- _Exercise brief_:
Each record must be retyped in full. No character may differ.

- _Records provided_:

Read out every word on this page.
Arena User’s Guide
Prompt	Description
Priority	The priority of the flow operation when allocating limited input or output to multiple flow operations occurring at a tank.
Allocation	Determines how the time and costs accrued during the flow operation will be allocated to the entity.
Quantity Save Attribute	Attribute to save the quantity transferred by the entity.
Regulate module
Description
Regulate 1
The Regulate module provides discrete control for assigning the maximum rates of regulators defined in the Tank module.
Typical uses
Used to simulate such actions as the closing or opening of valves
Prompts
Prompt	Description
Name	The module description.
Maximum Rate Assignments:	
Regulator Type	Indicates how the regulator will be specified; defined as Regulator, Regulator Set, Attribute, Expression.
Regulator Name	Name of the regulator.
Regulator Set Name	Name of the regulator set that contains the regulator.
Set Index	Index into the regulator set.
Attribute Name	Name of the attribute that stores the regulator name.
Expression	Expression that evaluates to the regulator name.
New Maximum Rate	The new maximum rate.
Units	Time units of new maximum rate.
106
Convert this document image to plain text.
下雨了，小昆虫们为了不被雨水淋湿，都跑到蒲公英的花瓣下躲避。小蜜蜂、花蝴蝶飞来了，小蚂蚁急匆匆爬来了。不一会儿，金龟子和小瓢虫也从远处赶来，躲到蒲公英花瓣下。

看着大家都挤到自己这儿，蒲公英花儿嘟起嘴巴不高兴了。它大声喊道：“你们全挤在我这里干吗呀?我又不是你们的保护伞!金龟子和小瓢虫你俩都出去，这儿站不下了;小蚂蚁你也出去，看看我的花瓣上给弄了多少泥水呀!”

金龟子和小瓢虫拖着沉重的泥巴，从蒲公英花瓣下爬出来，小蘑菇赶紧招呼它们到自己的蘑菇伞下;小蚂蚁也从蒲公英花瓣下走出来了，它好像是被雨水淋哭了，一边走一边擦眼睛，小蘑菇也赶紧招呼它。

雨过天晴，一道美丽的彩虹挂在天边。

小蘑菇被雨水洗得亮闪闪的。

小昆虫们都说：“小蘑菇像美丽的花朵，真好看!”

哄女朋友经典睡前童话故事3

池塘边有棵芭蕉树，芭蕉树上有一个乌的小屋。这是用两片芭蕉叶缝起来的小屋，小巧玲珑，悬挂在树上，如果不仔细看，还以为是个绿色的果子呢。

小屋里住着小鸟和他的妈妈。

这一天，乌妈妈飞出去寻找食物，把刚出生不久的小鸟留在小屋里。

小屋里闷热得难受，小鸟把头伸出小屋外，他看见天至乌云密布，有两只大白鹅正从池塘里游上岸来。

- _Answer to the exercise_:
Read out every word on this page.
Arena User’s Guide
Prompt	Description
Priority	The priority of the flow operation when allocating limited input or output to multiple flow operations occurring at a tank.
Allocation	Determines how the time and costs accrued during the flow operation will be allocated to the entity.
Quantity Save Attribute	Attribute to save the quantity transferred by the entity.
Regulate module
Description
Regulate 1
The Regulate module provides discrete control for assigning the maximum rates of regulators defined in the Tank module.
Typical uses
Used to simulate such actions as the closing or opening of valves
Prompts
Prompt	Description
Name	The module description.
Maximum Rate Assignments:	
Regulator Type	Indicates how the regulator will be specified; defined as Regulator, Regulator Set, Attribute, Expression.
Regulator Name	Name of the regulator.
Regulator Set Name	Name of the regulator set that contains the regulator.
Set Index	Index into the regulator set.
Attribute Name	Name of the attribute that stores the regulator name.
Expression	Expression that evaluates to the regulator name.
New Maximum Rate	The new maximum rate.
Units	Time units of new maximum rate.
106
Convert this document image to plain text.
下雨了，小昆虫们为了不被雨水淋湿，都跑到蒲公英的花瓣下躲避。小蜜蜂、花蝴蝶飞来了，小蚂蚁急匆匆爬来了。不一会儿，金龟子和小瓢虫也从远处赶来，躲到蒲公英花瓣下。

看着大家都挤到自己这儿，蒲公英花儿嘟起嘴巴不高兴了。它大声喊道：“你们全挤在我这里干吗呀?我又不是你们的保护伞!金龟子和小瓢虫你俩都出去，这儿站不下了;小蚂蚁你也出去，看看我的花瓣上给弄了多少泥水呀!”

金龟子和小瓢虫拖着沉重的泥巴，从蒲公英花瓣下爬出来，小蘑菇赶紧招呼它们到自己的蘑菇伞下;小蚂蚁也从蒲公英花瓣下走出来了，它好像是被雨水淋哭了，一边走一边擦眼睛，小蘑菇也赶紧招呼它。

雨过天晴，一道美丽的彩虹挂在天边。

小蘑菇被雨水洗得亮闪闪的。

小昆虫们都说：“小蘑菇像美丽的花朵，真好看!”

哄女朋友经典睡前童话故事3

池塘边有棵芭蕉树，芭蕉树上有一个乌的小屋。这是用两片芭蕉叶缝起来的小屋，小巧玲珑，悬挂在树上，如果不仔细看，还以为是个绿色的果子呢。

小屋里住着小鸟和他的妈妈。

这一天，乌妈妈飞出去寻找食物，把刚出生不久的小鸟留在小屋里。

小屋里闷热得难受，小鸟把头伸出小屋外，他看见天至乌云密布，有两只大白鹅正从池塘里游上岸来。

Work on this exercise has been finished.